▶ **REQUIRED TASK**
Repeat, exactly and completely, the entries shown underneath.

▶ **RECORDS PROVIDED**

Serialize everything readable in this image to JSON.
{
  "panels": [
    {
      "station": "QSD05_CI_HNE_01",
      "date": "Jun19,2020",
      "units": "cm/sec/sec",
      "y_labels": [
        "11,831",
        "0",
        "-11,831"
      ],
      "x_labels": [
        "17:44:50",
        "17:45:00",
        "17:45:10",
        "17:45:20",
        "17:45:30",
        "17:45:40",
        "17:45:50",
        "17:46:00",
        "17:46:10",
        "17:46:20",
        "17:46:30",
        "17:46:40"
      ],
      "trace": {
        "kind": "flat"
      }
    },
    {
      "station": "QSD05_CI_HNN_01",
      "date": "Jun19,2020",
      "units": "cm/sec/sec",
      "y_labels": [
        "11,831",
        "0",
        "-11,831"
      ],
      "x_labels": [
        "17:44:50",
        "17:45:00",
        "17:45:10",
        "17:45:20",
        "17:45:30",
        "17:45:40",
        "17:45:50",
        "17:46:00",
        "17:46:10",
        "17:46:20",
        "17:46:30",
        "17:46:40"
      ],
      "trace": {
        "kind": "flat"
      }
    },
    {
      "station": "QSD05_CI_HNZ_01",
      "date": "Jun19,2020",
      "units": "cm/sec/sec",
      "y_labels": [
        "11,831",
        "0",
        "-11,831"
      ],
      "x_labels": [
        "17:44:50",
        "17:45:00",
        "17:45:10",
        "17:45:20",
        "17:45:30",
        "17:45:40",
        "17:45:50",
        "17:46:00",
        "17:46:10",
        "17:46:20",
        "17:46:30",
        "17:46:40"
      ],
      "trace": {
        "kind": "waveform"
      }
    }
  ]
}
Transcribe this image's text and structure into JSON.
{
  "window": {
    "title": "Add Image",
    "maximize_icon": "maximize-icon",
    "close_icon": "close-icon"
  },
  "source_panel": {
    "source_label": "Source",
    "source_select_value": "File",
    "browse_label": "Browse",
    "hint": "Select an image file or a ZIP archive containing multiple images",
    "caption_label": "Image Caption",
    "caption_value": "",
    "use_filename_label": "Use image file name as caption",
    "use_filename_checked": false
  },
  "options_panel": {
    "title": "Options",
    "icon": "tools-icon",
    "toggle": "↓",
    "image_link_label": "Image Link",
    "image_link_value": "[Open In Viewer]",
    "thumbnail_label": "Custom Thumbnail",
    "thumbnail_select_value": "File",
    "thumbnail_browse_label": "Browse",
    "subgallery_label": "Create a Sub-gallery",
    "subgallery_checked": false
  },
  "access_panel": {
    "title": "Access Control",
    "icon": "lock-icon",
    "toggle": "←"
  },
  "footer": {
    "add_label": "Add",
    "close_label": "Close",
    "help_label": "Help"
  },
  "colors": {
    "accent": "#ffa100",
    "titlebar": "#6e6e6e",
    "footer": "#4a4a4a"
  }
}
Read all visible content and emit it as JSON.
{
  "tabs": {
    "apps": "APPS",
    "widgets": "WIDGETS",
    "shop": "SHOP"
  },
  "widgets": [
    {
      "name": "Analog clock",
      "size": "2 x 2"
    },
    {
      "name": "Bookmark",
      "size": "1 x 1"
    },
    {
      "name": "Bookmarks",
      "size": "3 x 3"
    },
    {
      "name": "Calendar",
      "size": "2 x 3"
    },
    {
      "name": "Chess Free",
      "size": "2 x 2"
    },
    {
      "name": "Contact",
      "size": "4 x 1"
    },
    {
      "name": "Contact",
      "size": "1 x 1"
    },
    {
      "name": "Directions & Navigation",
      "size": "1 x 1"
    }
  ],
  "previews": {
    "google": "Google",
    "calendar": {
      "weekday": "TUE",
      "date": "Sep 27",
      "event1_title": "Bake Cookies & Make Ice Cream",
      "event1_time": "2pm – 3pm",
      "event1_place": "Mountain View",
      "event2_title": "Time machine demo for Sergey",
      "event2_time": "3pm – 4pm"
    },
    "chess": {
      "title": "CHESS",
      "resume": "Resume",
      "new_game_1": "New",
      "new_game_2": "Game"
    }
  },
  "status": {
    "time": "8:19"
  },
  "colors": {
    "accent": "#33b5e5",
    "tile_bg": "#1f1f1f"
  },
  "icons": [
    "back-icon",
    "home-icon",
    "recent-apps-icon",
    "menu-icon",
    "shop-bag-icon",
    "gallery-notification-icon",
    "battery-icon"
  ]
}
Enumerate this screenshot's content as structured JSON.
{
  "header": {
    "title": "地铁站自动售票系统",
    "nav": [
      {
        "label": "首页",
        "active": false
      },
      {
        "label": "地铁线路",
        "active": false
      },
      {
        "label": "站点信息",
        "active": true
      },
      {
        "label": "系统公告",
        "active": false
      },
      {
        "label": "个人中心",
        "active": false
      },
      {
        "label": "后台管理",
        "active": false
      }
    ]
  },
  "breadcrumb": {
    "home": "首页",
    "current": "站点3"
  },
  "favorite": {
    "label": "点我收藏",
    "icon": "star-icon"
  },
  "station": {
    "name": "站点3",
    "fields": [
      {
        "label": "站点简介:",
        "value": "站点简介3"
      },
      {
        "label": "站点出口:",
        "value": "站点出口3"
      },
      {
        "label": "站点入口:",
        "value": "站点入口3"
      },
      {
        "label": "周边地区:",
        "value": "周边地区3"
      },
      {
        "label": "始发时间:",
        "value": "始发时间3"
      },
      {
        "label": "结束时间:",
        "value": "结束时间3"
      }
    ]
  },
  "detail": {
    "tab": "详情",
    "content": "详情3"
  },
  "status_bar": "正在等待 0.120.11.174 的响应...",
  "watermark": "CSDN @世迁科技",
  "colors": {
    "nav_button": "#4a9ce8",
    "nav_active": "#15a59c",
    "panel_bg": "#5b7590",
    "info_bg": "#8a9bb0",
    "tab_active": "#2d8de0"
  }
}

▶ **SOLUTION FOR THIS TASK**
Serialize everything readable in this image to JSON.
{
  "panels": [
    {
      "station": "QSD05_CI_HNE_01",
      "date": "Jun19,2020",
      "units": "cm/sec/sec",
      "y_labels": [
        "11,831",
        "0",
        "-11,831"
      ],
      "x_labels": [
        "17:44:50",
        "17:45:00",
        "17:45:10",
        "17:45:20",
        "17:45:30",
        "17:45:40",
        "17:45:50",
        "17:46:00",
        "17:46:10",
        "17:46:20",
        "17:46:30",
        "17:46:40"
      ],
      "trace": {
        "kind": "flat"
      }
    },
    {
      "station": "QSD05_CI_HNN_01",
      "date": "Jun19,2020",
      "units": "cm/sec/sec",
      "y_labels": [
        "11,831",
        "0",
        "-11,831"
      ],
      "x_labels": [
        "17:44:50",
        "17:45:00",
        "17:45:10",
        "17:45:20",
        "17:45:30",
        "17:45:40",
        "17:45:50",
        "17:46:00",
        "17:46:10",
        "17:46:20",
        "17:46:30",
        "17:46:40"
      ],
      "trace": {
        "kind": "flat"
      }
    },
    {
      "station": "QSD05_CI_HNZ_01",
      "date": "Jun19,2020",
      "units": "cm/sec/sec",
      "y_labels": [
        "11,831",
        "0",
        "-11,831"
      ],
      "x_labels": [
        "17:44:50",
        "17:45:00",
        "17:45:10",
        "17:45:20",
        "17:45:30",
        "17:45:40",
        "17:45:50",
        "17:46:00",
        "17:46:10",
        "17:46:20",
        "17:46:30",
        "17:46:40"
      ],
      "trace": {
        "kind": "waveform"
      }
    }
  ]
}
Transcribe this image's text and structure into JSON.
{
  "window": {
    "title": "Add Image",
    "maximize_icon": "maximize-icon",
    "close_icon": "close-icon"
  },
  "source_panel": {
    "source_label": "Source",
    "source_select_value": "File",
    "browse_label": "Browse",
    "hint": "Select an image file or a ZIP archive containing multiple images",
    "caption_label": "Image Caption",
    "caption_value": "",
    "use_filename_label": "Use image file name as caption",
    "use_filename_checked": false
  },
  "options_panel": {
    "title": "Options",
    "icon": "tools-icon",
    "toggle": "↓",
    "image_link_label": "Image Link",
    "image_link_value": "[Open In Viewer]",
    "thumbnail_label": "Custom Thumbnail",
    "thumbnail_select_value": "File",
    "thumbnail_browse_label": "Browse",
    "subgallery_label": "Create a Sub-gallery",
    "subgallery_checked": false
  },
  "access_panel": {
    "title": "Access Control",
    "icon": "lock-icon",
    "toggle": "←"
  },
  "footer": {
    "add_label": "Add",
    "close_label": "Close",
    "help_label": "Help"
  },
  "colors": {
    "accent": "#ffa100",
    "titlebar": "#6e6e6e",
    "footer": "#4a4a4a"
  }
}
Read all visible content and emit it as JSON.
{
  "tabs": {
    "apps": "APPS",
    "widgets": "WIDGETS",
    "shop": "SHOP"
  },
  "widgets": [
    {
      "name": "Analog clock",
      "size": "2 x 2"
    },
    {
      "name": "Bookmark",
      "size": "1 x 1"
    },
    {
      "name": "Bookmarks",
      "size": "3 x 3"
    },
    {
      "name": "Calendar",
      "size": "2 x 3"
    },
    {
      "name": "Chess Free",
      "size": "2 x 2"
    },
    {
      "name": "Contact",
      "size": "4 x 1"
    },
    {
      "name": "Contact",
      "size": "1 x 1"
    },
    {
      "name": "Directions & Navigation",
      "size": "1 x 1"
    }
  ],
  "previews": {
    "google": "Google",
    "calendar": {
      "weekday": "TUE",
      "date": "Sep 27",
      "event1_title": "Bake Cookies & Make Ice Cream",
      "event1_time": "2pm – 3pm",
      "event1_place": "Mountain View",
      "event2_title": "Time machine demo for Sergey",
      "event2_time": "3pm – 4pm"
    },
    "chess": {
      "title": "CHESS",
      "resume": "Resume",
      "new_game_1": "New",
      "new_game_2": "Game"
    }
  },
  "status": {
    "time": "8:19"
  },
  "colors": {
    "accent": "#33b5e5",
    "tile_bg": "#1f1f1f"
  },
  "icons": [
    "back-icon",
    "home-icon",
    "recent-apps-icon",
    "menu-icon",
    "shop-bag-icon",
    "gallery-notification-icon",
    "battery-icon"
  ]
}
Enumerate this screenshot's content as structured JSON.
{
  "header": {
    "title": "地铁站自动售票系统",
    "nav": [
      {
        "label": "首页",
        "active": false
      },
      {
        "label": "地铁线路",
        "active": false
      },
      {
        "label": "站点信息",
        "active": true
      },
      {
        "label": "系统公告",
        "active": false
      },
      {
        "label": "个人中心",
        "active": false
      },
      {
        "label": "后台管理",
        "active": false
      }
    ]
  },
  "breadcrumb": {
    "home": "首页",
    "current": "站点3"
  },
  "favorite": {
    "label": "点我收藏",
    "icon": "star-icon"
  },
  "station": {
    "name": "站点3",
    "fields": [
      {
        "label": "站点简介:",
        "value": "站点简介3"
      },
      {
        "label": "站点出口:",
        "value": "站点出口3"
      },
      {
        "label": "站点入口:",
        "value": "站点入口3"
      },
      {
        "label": "周边地区:",
        "value": "周边地区3"
      },
      {
        "label": "始发时间:",
        "value": "始发时间3"
      },
      {
        "label": "结束时间:",
        "value": "结束时间3"
      }
    ]
  },
  "detail": {
    "tab": "详情",
    "content": "详情3"
  },
  "status_bar": "正在等待 0.120.11.174 的响应...",
  "watermark": "CSDN @世迁科技",
  "colors": {
    "nav_button": "#4a9ce8",
    "nav_active": "#15a59c",
    "panel_bg": "#5b7590",
    "info_bg": "#8a9bb0",
    "tab_active": "#2d8de0"
  }
}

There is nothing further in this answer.